Directive: Leaving the pictures aside, transcribe every line below exactly.

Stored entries
-*-*-
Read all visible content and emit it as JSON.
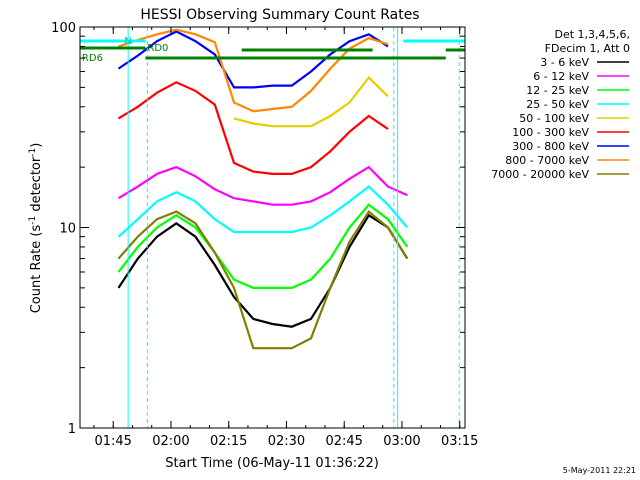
{
  "chart_data": {
    "type": "line",
    "title": "HESSI Observing Summary Count Rates",
    "xlabel": "Start Time (06-May-11 01:36:22)",
    "ylabel": "Count Rate (s",
    "ylabel_exp": "-1",
    "ylabel_mid": " detector",
    "ylabel_end": ")",
    "yscale": "log",
    "ylim": [
      1,
      100
    ],
    "xlim": [
      "01:36:22",
      "03:16:22"
    ],
    "x_tick_labels": [
      "01:45",
      "02:00",
      "02:15",
      "02:30",
      "02:45",
      "03:00",
      "03:15"
    ],
    "x_tick_minutes": [
      8.63,
      23.63,
      38.63,
      53.63,
      68.63,
      83.63,
      98.63
    ],
    "y_tick_labels": [
      "1",
      "10",
      "100"
    ],
    "y_tick_values": [
      1,
      10,
      100
    ],
    "legend_header": [
      "Det 1,3,4,5,6,",
      "FDecim 1, Att 0"
    ],
    "annotations": {
      "rd0": "RD0",
      "rd6": "RD6",
      "n": "N"
    },
    "footer_date": "5-May-2011 22:21",
    "series": [
      {
        "name": "3 - 6 keV",
        "color": "#000000",
        "x": [
          0,
          5,
          10,
          15,
          20,
          25,
          30,
          35,
          40,
          45,
          50,
          55,
          60,
          65,
          70,
          75,
          80,
          85,
          90,
          95
        ],
        "y": [
          null,
          null,
          5,
          7,
          9,
          10.5,
          9,
          6.5,
          4.5,
          3.5,
          3.3,
          3.2,
          3.5,
          5,
          8,
          11.5,
          10,
          7,
          null,
          null
        ]
      },
      {
        "name": "6 - 12 keV",
        "color": "#ff00ff",
        "x": [
          0,
          5,
          10,
          15,
          20,
          25,
          30,
          35,
          40,
          45,
          50,
          55,
          60,
          65,
          70,
          75,
          80,
          85,
          90,
          95
        ],
        "y": [
          null,
          null,
          14,
          16,
          18.5,
          20,
          18,
          15.5,
          14,
          13.5,
          13,
          13,
          13.5,
          15,
          17.5,
          20,
          16,
          14.5,
          null,
          null
        ]
      },
      {
        "name": "12 - 25 keV",
        "color": "#00ff00",
        "x": [
          0,
          5,
          10,
          15,
          20,
          25,
          30,
          35,
          40,
          45,
          50,
          55,
          60,
          65,
          70,
          75,
          80,
          85,
          90,
          95
        ],
        "y": [
          null,
          null,
          6,
          8,
          10,
          11.5,
          10,
          7.5,
          5.5,
          5,
          5,
          5,
          5.5,
          7,
          10,
          13,
          11,
          8,
          null,
          null
        ]
      },
      {
        "name": "25 - 50 keV",
        "color": "#00ffff",
        "x": [
          0,
          5,
          10,
          15,
          20,
          25,
          30,
          35,
          40,
          45,
          50,
          55,
          60,
          65,
          70,
          75,
          80,
          85,
          90,
          95
        ],
        "y": [
          null,
          null,
          9,
          11,
          13.5,
          15,
          13.5,
          11,
          9.5,
          9.5,
          9.5,
          9.5,
          10,
          11.5,
          13.5,
          16,
          13,
          10,
          null,
          null
        ]
      },
      {
        "name": "50 - 100 keV",
        "color": "#e0d000",
        "x": [
          0,
          5,
          10,
          15,
          20,
          25,
          30,
          35,
          40,
          45,
          50,
          55,
          60,
          65,
          70,
          75,
          80,
          85,
          90,
          95
        ],
        "y": [
          null,
          null,
          null,
          null,
          null,
          null,
          null,
          null,
          35,
          33,
          32,
          32,
          32,
          36,
          42,
          56,
          45,
          null,
          null,
          null
        ]
      },
      {
        "name": "100 - 300 keV",
        "color": "#ff0000",
        "x": [
          0,
          5,
          10,
          15,
          20,
          25,
          30,
          35,
          40,
          45,
          50,
          55,
          60,
          65,
          70,
          75,
          80,
          85,
          90,
          95
        ],
        "y": [
          null,
          null,
          35,
          40,
          47,
          53,
          48,
          41,
          21,
          19,
          18.5,
          18.5,
          20,
          24,
          30,
          36,
          31,
          null,
          null,
          null
        ]
      },
      {
        "name": "300 - 800 keV",
        "color": "#0000ff",
        "x": [
          0,
          5,
          10,
          15,
          20,
          25,
          30,
          35,
          40,
          45,
          50,
          55,
          60,
          65,
          70,
          75,
          80,
          85,
          90,
          95
        ],
        "y": [
          null,
          null,
          62,
          72,
          85,
          95,
          85,
          73,
          50,
          50,
          51,
          51,
          60,
          73,
          85,
          92,
          80,
          null,
          null,
          null
        ]
      },
      {
        "name": "800 - 7000 keV",
        "color": "#ff8800",
        "x": [
          0,
          5,
          10,
          15,
          20,
          25,
          30,
          35,
          40,
          45,
          50,
          55,
          60,
          65,
          70,
          75,
          80,
          85,
          90,
          95
        ],
        "y": [
          null,
          null,
          80,
          86,
          92,
          97,
          92,
          84,
          42,
          38,
          39,
          40,
          48,
          62,
          78,
          88,
          82,
          null,
          null,
          null
        ]
      },
      {
        "name": "7000 - 20000 keV",
        "color": "#808000",
        "x": [
          0,
          5,
          10,
          15,
          20,
          25,
          30,
          35,
          40,
          45,
          50,
          55,
          60,
          65,
          70,
          75,
          80,
          85,
          90,
          95
        ],
        "y": [
          null,
          null,
          7,
          9,
          11,
          12,
          10.5,
          7.5,
          5,
          2.5,
          2.5,
          2.5,
          2.8,
          5,
          8.5,
          12,
          10,
          7,
          null,
          null
        ]
      }
    ]
  }
}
-*-*-
Output for this task:
Read all visible content and emit it as JSON.
{
  "chart_data": {
    "type": "line",
    "title": "HESSI Observing Summary Count Rates",
    "xlabel": "Start Time (06-May-11 01:36:22)",
    "ylabel": "Count Rate (s",
    "ylabel_exp": "-1",
    "ylabel_mid": " detector",
    "ylabel_end": ")",
    "yscale": "log",
    "ylim": [
      1,
      100
    ],
    "xlim": [
      "01:36:22",
      "03:16:22"
    ],
    "x_tick_labels": [
      "01:45",
      "02:00",
      "02:15",
      "02:30",
      "02:45",
      "03:00",
      "03:15"
    ],
    "x_tick_minutes": [
      8.63,
      23.63,
      38.63,
      53.63,
      68.63,
      83.63,
      98.63
    ],
    "y_tick_labels": [
      "1",
      "10",
      "100"
    ],
    "y_tick_values": [
      1,
      10,
      100
    ],
    "legend_header": [
      "Det 1,3,4,5,6,",
      "FDecim 1, Att 0"
    ],
    "annotations": {
      "rd0": "RD0",
      "rd6": "RD6",
      "n": "N"
    },
    "footer_date": "5-May-2011 22:21",
    "series": [
      {
        "name": "3 - 6 keV",
        "color": "#000000",
        "x": [
          0,
          5,
          10,
          15,
          20,
          25,
          30,
          35,
          40,
          45,
          50,
          55,
          60,
          65,
          70,
          75,
          80,
          85,
          90,
          95
        ],
        "y": [
          null,
          null,
          5,
          7,
          9,
          10.5,
          9,
          6.5,
          4.5,
          3.5,
          3.3,
          3.2,
          3.5,
          5,
          8,
          11.5,
          10,
          7,
          null,
          null
        ]
      },
      {
        "name": "6 - 12 keV",
        "color": "#ff00ff",
        "x": [
          0,
          5,
          10,
          15,
          20,
          25,
          30,
          35,
          40,
          45,
          50,
          55,
          60,
          65,
          70,
          75,
          80,
          85,
          90,
          95
        ],
        "y": [
          null,
          null,
          14,
          16,
          18.5,
          20,
          18,
          15.5,
          14,
          13.5,
          13,
          13,
          13.5,
          15,
          17.5,
          20,
          16,
          14.5,
          null,
          null
        ]
      },
      {
        "name": "12 - 25 keV",
        "color": "#00ff00",
        "x": [
          0,
          5,
          10,
          15,
          20,
          25,
          30,
          35,
          40,
          45,
          50,
          55,
          60,
          65,
          70,
          75,
          80,
          85,
          90,
          95
        ],
        "y": [
          null,
          null,
          6,
          8,
          10,
          11.5,
          10,
          7.5,
          5.5,
          5,
          5,
          5,
          5.5,
          7,
          10,
          13,
          11,
          8,
          null,
          null
        ]
      },
      {
        "name": "25 - 50 keV",
        "color": "#00ffff",
        "x": [
          0,
          5,
          10,
          15,
          20,
          25,
          30,
          35,
          40,
          45,
          50,
          55,
          60,
          65,
          70,
          75,
          80,
          85,
          90,
          95
        ],
        "y": [
          null,
          null,
          9,
          11,
          13.5,
          15,
          13.5,
          11,
          9.5,
          9.5,
          9.5,
          9.5,
          10,
          11.5,
          13.5,
          16,
          13,
          10,
          null,
          null
        ]
      },
      {
        "name": "50 - 100 keV",
        "color": "#e0d000",
        "x": [
          0,
          5,
          10,
          15,
          20,
          25,
          30,
          35,
          40,
          45,
          50,
          55,
          60,
          65,
          70,
          75,
          80,
          85,
          90,
          95
        ],
        "y": [
          null,
          null,
          null,
          null,
          null,
          null,
          null,
          null,
          35,
          33,
          32,
          32,
          32,
          36,
          42,
          56,
          45,
          null,
          null,
          null
        ]
      },
      {
        "name": "100 - 300 keV",
        "color": "#ff0000",
        "x": [
          0,
          5,
          10,
          15,
          20,
          25,
          30,
          35,
          40,
          45,
          50,
          55,
          60,
          65,
          70,
          75,
          80,
          85,
          90,
          95
        ],
        "y": [
          null,
          null,
          35,
          40,
          47,
          53,
          48,
          41,
          21,
          19,
          18.5,
          18.5,
          20,
          24,
          30,
          36,
          31,
          null,
          null,
          null
        ]
      },
      {
        "name": "300 - 800 keV",
        "color": "#0000ff",
        "x": [
          0,
          5,
          10,
          15,
          20,
          25,
          30,
          35,
          40,
          45,
          50,
          55,
          60,
          65,
          70,
          75,
          80,
          85,
          90,
          95
        ],
        "y": [
          null,
          null,
          62,
          72,
          85,
          95,
          85,
          73,
          50,
          50,
          51,
          51,
          60,
          73,
          85,
          92,
          80,
          null,
          null,
          null
        ]
      },
      {
        "name": "800 - 7000 keV",
        "color": "#ff8800",
        "x": [
          0,
          5,
          10,
          15,
          20,
          25,
          30,
          35,
          40,
          45,
          50,
          55,
          60,
          65,
          70,
          75,
          80,
          85,
          90,
          95
        ],
        "y": [
          null,
          null,
          80,
          86,
          92,
          97,
          92,
          84,
          42,
          38,
          39,
          40,
          48,
          62,
          78,
          88,
          82,
          null,
          null,
          null
        ]
      },
      {
        "name": "7000 - 20000 keV",
        "color": "#808000",
        "x": [
          0,
          5,
          10,
          15,
          20,
          25,
          30,
          35,
          40,
          45,
          50,
          55,
          60,
          65,
          70,
          75,
          80,
          85,
          90,
          95
        ],
        "y": [
          null,
          null,
          7,
          9,
          11,
          12,
          10.5,
          7.5,
          5,
          2.5,
          2.5,
          2.5,
          2.8,
          5,
          8.5,
          12,
          10,
          7,
          null,
          null
        ]
      }
    ]
  }
}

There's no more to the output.